**Data for this task:**
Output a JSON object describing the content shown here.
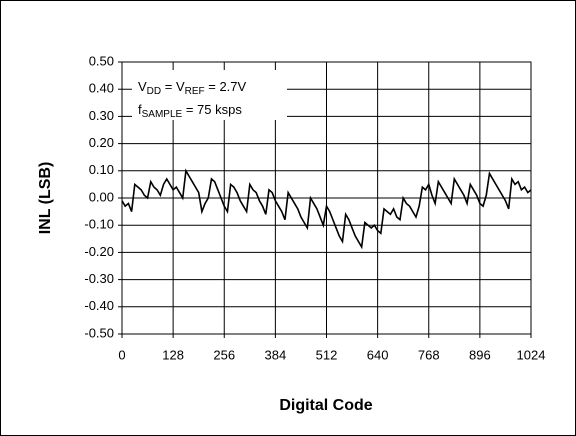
{
  "chart_data": {
    "type": "line",
    "xlabel": "Digital Code",
    "ylabel": "INL (LSB)",
    "annotations": [
      [
        "V",
        "DD",
        " = V",
        "REF",
        " = 2.7V"
      ],
      [
        "f",
        "SAMPLE",
        " = 75 ksps"
      ]
    ],
    "color": "#000000",
    "grid": true,
    "xlim": [
      0,
      1024
    ],
    "xticks": [
      0,
      128,
      256,
      384,
      512,
      640,
      768,
      896,
      1024
    ],
    "ylim": [
      -0.5,
      0.5
    ],
    "yticks": [
      {
        "value": 0.5,
        "label": "0.50"
      },
      {
        "value": 0.4,
        "label": "0.40"
      },
      {
        "value": 0.3,
        "label": "0.30"
      },
      {
        "value": 0.2,
        "label": "0.20"
      },
      {
        "value": 0.1,
        "label": "0.10"
      },
      {
        "value": 0,
        "label": "0.00"
      },
      {
        "value": -0.1,
        "label": "-0.10"
      },
      {
        "value": -0.2,
        "label": "-0.20"
      },
      {
        "value": -0.3,
        "label": "-0.30"
      },
      {
        "value": -0.4,
        "label": "-0.40"
      },
      {
        "value": -0.5,
        "label": "-0.50"
      }
    ],
    "x": [
      0,
      8,
      16,
      24,
      32,
      40,
      48,
      56,
      64,
      72,
      80,
      88,
      96,
      104,
      112,
      120,
      128,
      136,
      144,
      152,
      160,
      168,
      176,
      184,
      192,
      200,
      208,
      216,
      224,
      232,
      240,
      248,
      256,
      264,
      272,
      280,
      288,
      296,
      304,
      312,
      320,
      328,
      336,
      344,
      352,
      360,
      368,
      376,
      384,
      392,
      400,
      408,
      416,
      424,
      432,
      440,
      448,
      456,
      464,
      472,
      480,
      488,
      496,
      504,
      512,
      520,
      528,
      536,
      544,
      552,
      560,
      568,
      576,
      584,
      592,
      600,
      608,
      616,
      624,
      632,
      640,
      648,
      656,
      664,
      672,
      680,
      688,
      696,
      704,
      712,
      720,
      728,
      736,
      744,
      752,
      760,
      768,
      776,
      784,
      792,
      800,
      808,
      816,
      824,
      832,
      840,
      848,
      856,
      864,
      872,
      880,
      888,
      896,
      904,
      912,
      920,
      928,
      936,
      944,
      952,
      960,
      968,
      976,
      984,
      992,
      1000,
      1008,
      1016,
      1024
    ],
    "values": [
      -0.01,
      -0.03,
      -0.02,
      -0.05,
      0.05,
      0.04,
      0.03,
      0.01,
      0.0,
      0.06,
      0.04,
      0.03,
      0.01,
      0.05,
      0.07,
      0.05,
      0.03,
      0.04,
      0.02,
      0.0,
      0.1,
      0.08,
      0.06,
      0.04,
      0.02,
      -0.05,
      -0.02,
      0.0,
      0.07,
      0.06,
      0.03,
      0.0,
      -0.03,
      -0.05,
      0.05,
      0.04,
      0.02,
      -0.01,
      -0.03,
      -0.05,
      0.05,
      0.03,
      0.02,
      -0.01,
      -0.03,
      -0.06,
      0.03,
      0.02,
      -0.01,
      -0.03,
      -0.05,
      -0.08,
      0.02,
      0.0,
      -0.02,
      -0.04,
      -0.07,
      -0.09,
      -0.11,
      0.0,
      -0.02,
      -0.04,
      -0.07,
      -0.1,
      -0.03,
      -0.05,
      -0.08,
      -0.11,
      -0.14,
      -0.16,
      -0.06,
      -0.08,
      -0.11,
      -0.14,
      -0.16,
      -0.18,
      -0.09,
      -0.1,
      -0.11,
      -0.1,
      -0.12,
      -0.13,
      -0.04,
      -0.05,
      -0.06,
      -0.04,
      -0.07,
      -0.08,
      0.0,
      -0.02,
      -0.03,
      -0.05,
      -0.07,
      -0.03,
      0.04,
      0.03,
      0.05,
      0.01,
      -0.02,
      0.06,
      0.04,
      0.02,
      0.0,
      -0.02,
      0.07,
      0.05,
      0.03,
      0.01,
      -0.02,
      0.05,
      0.03,
      0.01,
      -0.02,
      -0.03,
      0.01,
      0.09,
      0.07,
      0.05,
      0.03,
      0.01,
      -0.01,
      -0.04,
      0.07,
      0.05,
      0.06,
      0.03,
      0.04,
      0.02,
      0.03
    ]
  }
}
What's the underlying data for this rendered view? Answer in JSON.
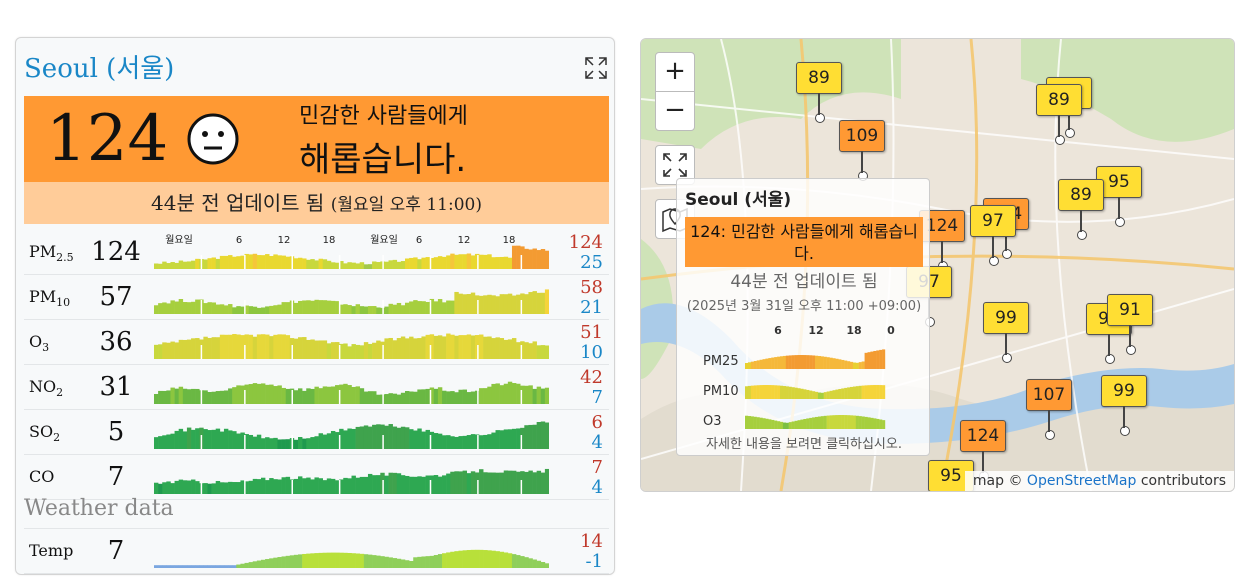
{
  "widget": {
    "city_title": "Seoul (서울)",
    "aqi": "124",
    "aqi_color": "#ff9933",
    "level_line1": "민감한 사람들에게",
    "level_line2": "해롭습니다.",
    "update_main": "44분 전 업데이트 됨",
    "update_time": "(월요일 오후 11:00)",
    "tick_labels": [
      "월요일",
      "6",
      "12",
      "18",
      "월요일",
      "6",
      "12",
      "18"
    ],
    "pollutants": [
      {
        "name": "PM",
        "sub": "2.5",
        "value": "124",
        "max": "124",
        "min": "25"
      },
      {
        "name": "PM",
        "sub": "10",
        "value": "57",
        "max": "58",
        "min": "21"
      },
      {
        "name": "O",
        "sub": "3",
        "value": "36",
        "max": "51",
        "min": "10"
      },
      {
        "name": "NO",
        "sub": "2",
        "value": "31",
        "max": "42",
        "min": "7"
      },
      {
        "name": "SO",
        "sub": "2",
        "value": "5",
        "max": "6",
        "min": "4"
      },
      {
        "name": "CO",
        "sub": "",
        "value": "7",
        "max": "7",
        "min": "4"
      }
    ],
    "weather_title": "Weather data",
    "temp": {
      "name": "Temp",
      "value": "7",
      "max": "14",
      "min": "-1"
    }
  },
  "map": {
    "zoom_in": "+",
    "zoom_out": "−",
    "markers": [
      {
        "v": "89",
        "c": "y"
      },
      {
        "v": "109",
        "c": "o"
      },
      {
        "v": "99",
        "c": "y"
      },
      {
        "v": "89",
        "c": "y"
      },
      {
        "v": "95",
        "c": "y"
      },
      {
        "v": "89",
        "c": "y"
      },
      {
        "v": "124",
        "c": "o"
      },
      {
        "v": "97",
        "c": "y"
      },
      {
        "v": "124",
        "c": "o"
      },
      {
        "v": "99",
        "c": "y"
      },
      {
        "v": "99",
        "c": "y"
      },
      {
        "v": "91",
        "c": "y"
      },
      {
        "v": "107",
        "c": "o"
      },
      {
        "v": "99",
        "c": "y"
      },
      {
        "v": "124",
        "c": "o"
      },
      {
        "v": "95",
        "c": "y"
      },
      {
        "v": "97",
        "c": "y"
      }
    ],
    "popup": {
      "title": "Seoul (서울)",
      "banner": "124: 민감한 사람들에게 해롭습니다.",
      "update": "44분 전 업데이트 됨",
      "date": "(2025년 3월 31일 오후 11:00 +09:00)",
      "ticks": [
        "6",
        "12",
        "18",
        "0"
      ],
      "labels": [
        "PM25",
        "PM10",
        "O3"
      ],
      "help": "자세한 내용을 보려면 클릭하십시오."
    },
    "attribution_prefix": "map © ",
    "attribution_link": "OpenStreetMap",
    "attribution_suffix": " contributors"
  }
}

**Exercise requirements:** Say how many lines in the entries contain the string "JSON", and say nothing else.

**Written answer:** 2